= Direction =
Please decide whether each statement below agrees with the film summary. Answer yes or no for each, and quote the summary's deciding words.
(a) Ann Rutledge laughs at Abe after he catches a pig.
(b) The squad going to war from New Salem elects Lincoln as its captain.
(c) Jack Armstrong defeats Lincoln in their fight.

Spoiler Warning: below is a summary of the entire film.
1831. Tom Lincoln complains about the terrible winter and now the terrible spring. A couple of friends come over and tell Abe and Tom about a job paying a lot of money
The men pass New Salem headed to New Orleans. They go over a little waterfall by the mill and the hogs spill out into the river. The townspeople try to help catch the pigs. Abe catches a pig and a pretty girl laughs at him. Her name is Ann Rutledge. Abe talks to her a little, but then has to excuse himself.
The men get back on the raft. Ann waves goodbye to Abe as the barge heads downstream to New Orleans. He comes back to New Salem on the stage coach. Ben Mattling, an old Revolutionary War soldier, gives everyone the same speech he always gives them. Jack Armstrong goes into the Rutledge tavern and starts taking the liquor he wants.
Lincoln decides to fight Jack Armstrong. Jack tricks Abe. He shakes hands with him and then tosses him over his shoulder. Lincoln does the same to him the next time they grasp each other. Lincoln defeats Jack Armstrong. They appoint Lincoln in charge of making sure the the election is a fair one.
Mr. Denton Offutt gives Abe the general store, lock, stock and barrel. Mr. Offen is in debt to the sum or $1500 dollars.
One of the local men helps Abe improved his education. He tells Abe to name me the five verb moods. Abe starts the process.
John, Ann Rutledge's boyfriend, is going away for two or three months. He gives Ann a pretty necklace.
1832. A man shows Abe the newspaper saying that Chief Black Hawk, a Sauk leader, and braves from the Sauks, Meskwakis and Kickapoos known as the "British Band" crossed the Mississippi River into the state of Illinois in April 1832. The Governor calls for volunteers from the Illinois Militia. A squad is going to war from New Salem. They elect Lincoln their captain.
1835. The newspaper carries the headline that South Carolina threatens to withdraw from the union. President Jackson charges the state with treasonous conduct.
Abe meets Whig politician, Mr. Ninian Edwards and he tells Lincoln they would like him to run for the state legislature. Lincoln will certainly think about it.
Lincoln goes out to speak with Ann Rutledge. He asks her about the letter she got from John. At first Ann is very defensive and tells Abe that the letter is no concern of his. But he gets her to laughing and she tells Abe that Tom writes that he doesn't know when he will be able to get back to New Salem. Abe starts pouring his heart out to Ann and soon she asks him if he is declaring his love for her? He says he is. Ann says she's not sure she can love Abe, but if she did she would be happy enough to be loving and marrying a good, decent man. She leaves.

= Recorded information =
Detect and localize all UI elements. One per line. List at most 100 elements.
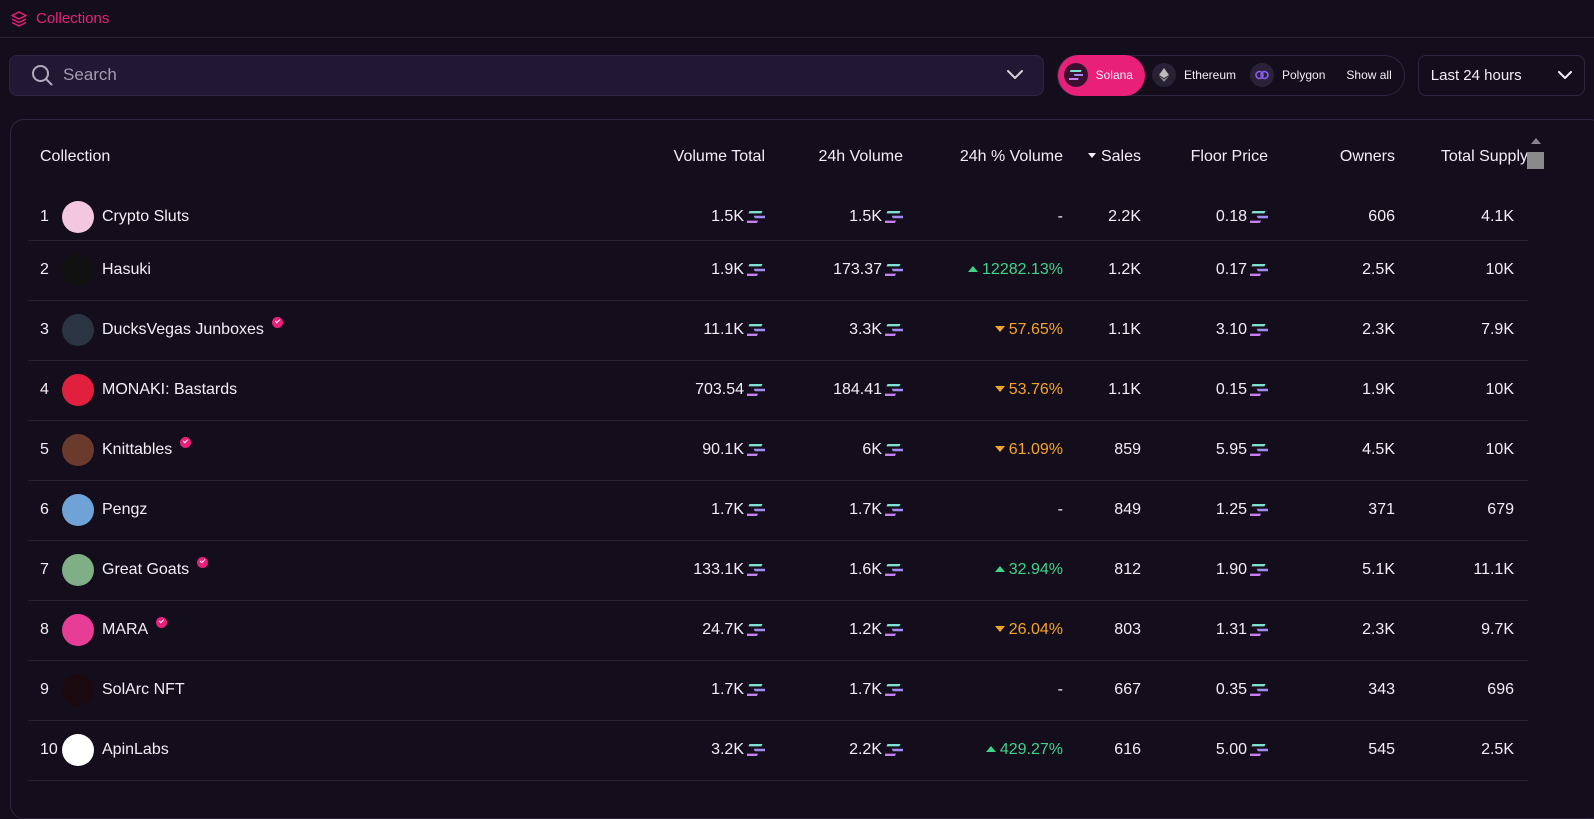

= Finished answer =
(a) Yes: "Abe catches a pig and a pretty girl laughs at him. Her name is Ann Rutledge."
(b) Yes: "They elect Lincoln their captain."
(c) No: "Lincoln defeats Jack Armstrong."